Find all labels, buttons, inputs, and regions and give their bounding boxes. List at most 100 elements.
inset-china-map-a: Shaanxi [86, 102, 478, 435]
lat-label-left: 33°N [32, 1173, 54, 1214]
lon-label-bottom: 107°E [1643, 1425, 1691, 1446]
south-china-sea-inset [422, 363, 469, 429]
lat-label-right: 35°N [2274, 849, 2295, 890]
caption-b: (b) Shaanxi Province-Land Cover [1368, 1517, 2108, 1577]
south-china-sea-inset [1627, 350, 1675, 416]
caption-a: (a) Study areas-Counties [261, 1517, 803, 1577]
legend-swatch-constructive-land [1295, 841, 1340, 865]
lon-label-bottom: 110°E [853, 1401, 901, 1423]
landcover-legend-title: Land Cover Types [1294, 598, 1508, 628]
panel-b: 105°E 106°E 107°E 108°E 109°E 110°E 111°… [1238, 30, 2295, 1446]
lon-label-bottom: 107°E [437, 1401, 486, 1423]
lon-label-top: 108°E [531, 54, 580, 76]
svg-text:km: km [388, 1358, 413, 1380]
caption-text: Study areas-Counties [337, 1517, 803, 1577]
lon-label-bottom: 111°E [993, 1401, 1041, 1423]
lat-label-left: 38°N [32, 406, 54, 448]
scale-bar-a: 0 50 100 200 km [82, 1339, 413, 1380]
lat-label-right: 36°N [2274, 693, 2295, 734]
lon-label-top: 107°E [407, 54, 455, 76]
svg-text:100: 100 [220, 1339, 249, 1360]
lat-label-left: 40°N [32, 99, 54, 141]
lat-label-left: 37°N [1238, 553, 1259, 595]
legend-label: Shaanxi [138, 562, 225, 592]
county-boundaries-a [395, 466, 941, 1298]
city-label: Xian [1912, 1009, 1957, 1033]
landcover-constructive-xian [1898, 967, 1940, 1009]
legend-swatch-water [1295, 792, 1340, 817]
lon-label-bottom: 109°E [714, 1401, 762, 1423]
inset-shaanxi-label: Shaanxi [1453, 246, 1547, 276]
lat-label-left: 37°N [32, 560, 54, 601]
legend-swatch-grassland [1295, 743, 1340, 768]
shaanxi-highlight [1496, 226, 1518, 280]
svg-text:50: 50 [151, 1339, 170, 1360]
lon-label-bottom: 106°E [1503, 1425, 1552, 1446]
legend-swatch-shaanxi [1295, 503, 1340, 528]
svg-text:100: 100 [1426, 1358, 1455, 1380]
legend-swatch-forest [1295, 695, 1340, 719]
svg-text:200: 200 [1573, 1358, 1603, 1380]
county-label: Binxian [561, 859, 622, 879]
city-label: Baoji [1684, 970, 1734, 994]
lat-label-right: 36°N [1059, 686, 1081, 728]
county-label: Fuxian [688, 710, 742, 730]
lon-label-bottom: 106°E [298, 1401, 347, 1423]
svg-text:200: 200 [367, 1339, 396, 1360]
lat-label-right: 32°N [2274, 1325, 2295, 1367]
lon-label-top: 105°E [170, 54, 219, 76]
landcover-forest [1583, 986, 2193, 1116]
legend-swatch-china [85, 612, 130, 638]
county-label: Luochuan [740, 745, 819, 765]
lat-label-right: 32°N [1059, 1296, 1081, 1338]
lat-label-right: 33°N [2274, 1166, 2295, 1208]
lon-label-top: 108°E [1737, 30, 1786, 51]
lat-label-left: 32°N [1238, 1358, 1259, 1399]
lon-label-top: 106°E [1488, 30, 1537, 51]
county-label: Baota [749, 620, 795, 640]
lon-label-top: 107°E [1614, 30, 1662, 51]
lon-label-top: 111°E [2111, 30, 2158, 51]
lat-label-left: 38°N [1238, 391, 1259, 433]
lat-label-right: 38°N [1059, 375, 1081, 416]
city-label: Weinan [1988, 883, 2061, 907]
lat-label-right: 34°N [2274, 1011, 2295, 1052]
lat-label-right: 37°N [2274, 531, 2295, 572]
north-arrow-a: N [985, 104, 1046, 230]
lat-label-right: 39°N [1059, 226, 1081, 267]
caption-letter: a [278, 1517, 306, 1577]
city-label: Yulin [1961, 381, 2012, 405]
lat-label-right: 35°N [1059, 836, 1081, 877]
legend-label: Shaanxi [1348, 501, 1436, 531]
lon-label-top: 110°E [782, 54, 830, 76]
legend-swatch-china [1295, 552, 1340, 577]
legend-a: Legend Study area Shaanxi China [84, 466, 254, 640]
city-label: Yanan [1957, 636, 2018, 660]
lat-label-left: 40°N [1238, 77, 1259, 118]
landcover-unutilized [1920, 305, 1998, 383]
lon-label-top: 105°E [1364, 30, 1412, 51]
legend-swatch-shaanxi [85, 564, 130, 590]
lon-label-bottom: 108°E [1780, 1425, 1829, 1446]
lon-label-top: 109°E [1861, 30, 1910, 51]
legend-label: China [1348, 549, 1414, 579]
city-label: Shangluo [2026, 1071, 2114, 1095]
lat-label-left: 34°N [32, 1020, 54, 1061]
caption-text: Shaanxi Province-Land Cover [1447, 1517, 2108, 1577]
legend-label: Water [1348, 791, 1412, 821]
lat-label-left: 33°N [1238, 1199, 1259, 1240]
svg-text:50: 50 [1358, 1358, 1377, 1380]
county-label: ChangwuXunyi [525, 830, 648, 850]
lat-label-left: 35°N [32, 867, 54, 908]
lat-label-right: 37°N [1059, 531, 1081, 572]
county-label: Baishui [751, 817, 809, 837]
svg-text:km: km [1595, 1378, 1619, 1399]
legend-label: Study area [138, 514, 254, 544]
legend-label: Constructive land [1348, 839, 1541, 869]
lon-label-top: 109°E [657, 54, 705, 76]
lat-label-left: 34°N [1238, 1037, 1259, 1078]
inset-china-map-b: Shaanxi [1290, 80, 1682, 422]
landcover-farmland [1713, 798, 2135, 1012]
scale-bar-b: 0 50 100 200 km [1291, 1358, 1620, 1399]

*Short task*. Copy out every one of the lines above again, character for character, with no changes.

*Answer to this task*.
Find all labels, buttons, inputs, and regions and give their bounding boxes. List at most 100 elements.
inset-china-map-a: Shaanxi [86, 102, 478, 435]
lat-label-left: 33°N [32, 1173, 54, 1214]
lon-label-bottom: 107°E [1643, 1425, 1691, 1446]
south-china-sea-inset [422, 363, 469, 429]
lat-label-right: 35°N [2274, 849, 2295, 890]
caption-b: (b) Shaanxi Province-Land Cover [1368, 1517, 2108, 1577]
south-china-sea-inset [1627, 350, 1675, 416]
caption-a: (a) Study areas-Counties [261, 1517, 803, 1577]
legend-swatch-constructive-land [1295, 841, 1340, 865]
lon-label-bottom: 110°E [853, 1401, 901, 1423]
landcover-legend-title: Land Cover Types [1294, 598, 1508, 628]
panel-b: 105°E 106°E 107°E 108°E 109°E 110°E 111°… [1238, 30, 2295, 1446]
lon-label-bottom: 107°E [437, 1401, 486, 1423]
lon-label-top: 108°E [531, 54, 580, 76]
svg-text:km: km [388, 1358, 413, 1380]
caption-text: Study areas-Counties [337, 1517, 803, 1577]
lon-label-bottom: 111°E [993, 1401, 1041, 1423]
lat-label-left: 38°N [32, 406, 54, 448]
scale-bar-a: 0 50 100 200 km [82, 1339, 413, 1380]
lat-label-right: 36°N [2274, 693, 2295, 734]
lon-label-top: 107°E [407, 54, 455, 76]
svg-text:100: 100 [220, 1339, 249, 1360]
lat-label-left: 40°N [32, 99, 54, 141]
lat-label-left: 37°N [1238, 553, 1259, 595]
legend-label: Shaanxi [138, 562, 225, 592]
county-boundaries-a [395, 466, 941, 1298]
city-label: Xian [1912, 1009, 1957, 1033]
landcover-constructive-xian [1898, 967, 1940, 1009]
legend-swatch-water [1295, 792, 1340, 817]
lon-label-bottom: 109°E [714, 1401, 762, 1423]
inset-shaanxi-label: Shaanxi [1453, 246, 1547, 276]
lat-label-left: 37°N [32, 560, 54, 601]
legend-swatch-grassland [1295, 743, 1340, 768]
shaanxi-highlight [1496, 226, 1518, 280]
svg-text:50: 50 [151, 1339, 170, 1360]
lon-label-bottom: 106°E [1503, 1425, 1552, 1446]
legend-swatch-shaanxi [1295, 503, 1340, 528]
svg-text:100: 100 [1426, 1358, 1455, 1380]
legend-swatch-forest [1295, 695, 1340, 719]
svg-text:200: 200 [1573, 1358, 1603, 1380]
county-label: Binxian [561, 859, 622, 879]
city-label: Baoji [1684, 970, 1734, 994]
lat-label-right: 36°N [1059, 686, 1081, 728]
county-label: Fuxian [688, 710, 742, 730]
lon-label-bottom: 106°E [298, 1401, 347, 1423]
svg-text:200: 200 [367, 1339, 396, 1360]
lat-label-right: 32°N [2274, 1325, 2295, 1367]
lon-label-top: 105°E [170, 54, 219, 76]
landcover-forest [1583, 986, 2193, 1116]
legend-swatch-china [85, 612, 130, 638]
county-label: Luochuan [740, 745, 819, 765]
lat-label-right: 32°N [1059, 1296, 1081, 1338]
lat-label-right: 33°N [2274, 1166, 2295, 1208]
lon-label-top: 108°E [1737, 30, 1786, 51]
lat-label-left: 32°N [1238, 1358, 1259, 1399]
lon-label-top: 106°E [1488, 30, 1537, 51]
county-label: Baota [749, 620, 795, 640]
lon-label-top: 107°E [1614, 30, 1662, 51]
lon-label-top: 111°E [2111, 30, 2158, 51]
lat-label-left: 38°N [1238, 391, 1259, 433]
lat-label-right: 38°N [1059, 375, 1081, 416]
city-label: Weinan [1988, 883, 2061, 907]
lat-label-right: 34°N [2274, 1011, 2295, 1052]
lat-label-right: 37°N [2274, 531, 2295, 572]
north-arrow-a: N [985, 104, 1046, 230]
lat-label-right: 39°N [1059, 226, 1081, 267]
caption-letter: a [278, 1517, 306, 1577]
city-label: Yulin [1961, 381, 2012, 405]
lat-label-right: 35°N [1059, 836, 1081, 877]
legend-label: Shaanxi [1348, 501, 1436, 531]
lon-label-top: 110°E [782, 54, 830, 76]
legend-swatch-china [1295, 552, 1340, 577]
legend-a: Legend Study area Shaanxi China [84, 466, 254, 640]
city-label: Yanan [1957, 636, 2018, 660]
lat-label-left: 40°N [1238, 77, 1259, 118]
landcover-unutilized [1920, 305, 1998, 383]
lon-label-top: 105°E [1364, 30, 1412, 51]
legend-swatch-shaanxi [85, 564, 130, 590]
lon-label-bottom: 108°E [1780, 1425, 1829, 1446]
lon-label-top: 109°E [1861, 30, 1910, 51]
legend-label: China [1348, 549, 1414, 579]
city-label: Shangluo [2026, 1071, 2114, 1095]
lat-label-left: 34°N [32, 1020, 54, 1061]
caption-text: Shaanxi Province-Land Cover [1447, 1517, 2108, 1577]
legend-label: Water [1348, 791, 1412, 821]
lat-label-left: 33°N [1238, 1199, 1259, 1240]
svg-text:50: 50 [1358, 1358, 1377, 1380]
county-label: ChangwuXunyi [525, 830, 648, 850]
lat-label-left: 35°N [32, 867, 54, 908]
lat-label-right: 37°N [1059, 531, 1081, 572]
county-label: Baishui [751, 817, 809, 837]
svg-text:km: km [1595, 1378, 1619, 1399]
legend-label: Study area [138, 514, 254, 544]
legend-label: Constructive land [1348, 839, 1541, 869]
lon-label-top: 109°E [657, 54, 705, 76]
lat-label-left: 34°N [1238, 1037, 1259, 1078]
inset-china-map-b: Shaanxi [1290, 80, 1682, 422]
landcover-farmland [1713, 798, 2135, 1012]
scale-bar-b: 0 50 100 200 km [1291, 1358, 1620, 1399]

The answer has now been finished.